TASK INPUTS:
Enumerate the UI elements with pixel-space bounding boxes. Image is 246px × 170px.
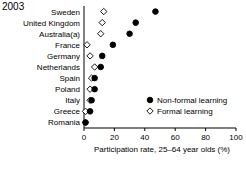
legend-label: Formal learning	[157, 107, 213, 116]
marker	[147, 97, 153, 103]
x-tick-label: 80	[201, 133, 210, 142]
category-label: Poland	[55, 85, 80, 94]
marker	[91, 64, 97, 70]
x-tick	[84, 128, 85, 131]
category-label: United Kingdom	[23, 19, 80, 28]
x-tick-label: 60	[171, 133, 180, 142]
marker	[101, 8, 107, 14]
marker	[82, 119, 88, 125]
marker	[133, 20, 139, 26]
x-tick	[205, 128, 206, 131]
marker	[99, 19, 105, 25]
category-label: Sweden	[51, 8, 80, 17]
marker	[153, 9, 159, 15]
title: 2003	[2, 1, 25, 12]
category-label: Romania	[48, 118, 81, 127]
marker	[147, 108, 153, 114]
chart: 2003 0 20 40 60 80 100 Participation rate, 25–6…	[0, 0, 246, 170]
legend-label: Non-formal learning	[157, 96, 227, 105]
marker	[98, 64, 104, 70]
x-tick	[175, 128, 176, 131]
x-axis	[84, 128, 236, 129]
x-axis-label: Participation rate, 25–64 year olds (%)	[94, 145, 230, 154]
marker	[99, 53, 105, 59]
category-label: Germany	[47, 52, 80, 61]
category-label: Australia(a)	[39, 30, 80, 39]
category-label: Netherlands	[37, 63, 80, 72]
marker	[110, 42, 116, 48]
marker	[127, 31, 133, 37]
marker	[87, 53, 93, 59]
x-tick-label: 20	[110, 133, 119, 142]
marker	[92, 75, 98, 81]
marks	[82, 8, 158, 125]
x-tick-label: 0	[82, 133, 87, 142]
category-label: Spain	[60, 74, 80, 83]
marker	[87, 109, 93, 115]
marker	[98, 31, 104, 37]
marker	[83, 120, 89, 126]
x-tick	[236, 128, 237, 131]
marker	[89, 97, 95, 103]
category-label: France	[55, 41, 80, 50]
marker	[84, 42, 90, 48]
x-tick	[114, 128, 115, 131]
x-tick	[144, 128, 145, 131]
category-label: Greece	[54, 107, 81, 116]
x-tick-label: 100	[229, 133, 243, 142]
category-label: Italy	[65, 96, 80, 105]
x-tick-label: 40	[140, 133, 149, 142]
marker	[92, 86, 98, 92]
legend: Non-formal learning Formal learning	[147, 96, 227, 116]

REQUIREMENT: Return every line of the records above verbatim, omitting any picture.

ANSWER TO THE TASK:
Enumerate the UI elements with pixel-space bounding boxes. Image is 246px × 170px.
legend-label: Formal learning	[157, 107, 213, 116]
marker	[147, 97, 153, 103]
x-tick-label: 80	[201, 133, 210, 142]
category-label: Poland	[55, 85, 80, 94]
marker	[91, 64, 97, 70]
x-tick	[84, 128, 85, 131]
category-label: United Kingdom	[23, 19, 80, 28]
x-tick-label: 60	[171, 133, 180, 142]
marker	[101, 8, 107, 14]
marker	[82, 119, 88, 125]
marker	[133, 20, 139, 26]
x-tick	[205, 128, 206, 131]
marker	[99, 19, 105, 25]
category-label: Sweden	[51, 8, 80, 17]
marker	[153, 9, 159, 15]
title: 2003	[2, 1, 25, 12]
category-label: Romania	[48, 118, 81, 127]
marker	[147, 108, 153, 114]
chart: 2003 0 20 40 60 80 100 Participation rate, 25–6…	[0, 0, 246, 170]
legend-label: Non-formal learning	[157, 96, 227, 105]
marker	[98, 64, 104, 70]
x-tick	[175, 128, 176, 131]
x-axis	[84, 128, 236, 129]
x-axis-label: Participation rate, 25–64 year olds (%)	[94, 145, 230, 154]
marker	[99, 53, 105, 59]
category-label: Germany	[47, 52, 80, 61]
category-label: Australia(a)	[39, 30, 80, 39]
category-label: Netherlands	[37, 63, 80, 72]
marker	[110, 42, 116, 48]
marker	[127, 31, 133, 37]
marker	[87, 53, 93, 59]
x-tick-label: 20	[110, 133, 119, 142]
marker	[92, 75, 98, 81]
marks	[82, 8, 158, 125]
x-tick-label: 0	[82, 133, 87, 142]
category-label: Spain	[60, 74, 80, 83]
marker	[87, 109, 93, 115]
marker	[98, 31, 104, 37]
marker	[83, 120, 89, 126]
x-tick	[236, 128, 237, 131]
marker	[89, 97, 95, 103]
category-label: France	[55, 41, 80, 50]
marker	[84, 42, 90, 48]
x-tick	[114, 128, 115, 131]
x-tick	[144, 128, 145, 131]
category-label: Greece	[54, 107, 81, 116]
x-tick-label: 100	[229, 133, 243, 142]
category-label: Italy	[65, 96, 80, 105]
x-tick-label: 40	[140, 133, 149, 142]
marker	[92, 86, 98, 92]
legend: Non-formal learning Formal learning	[147, 96, 227, 116]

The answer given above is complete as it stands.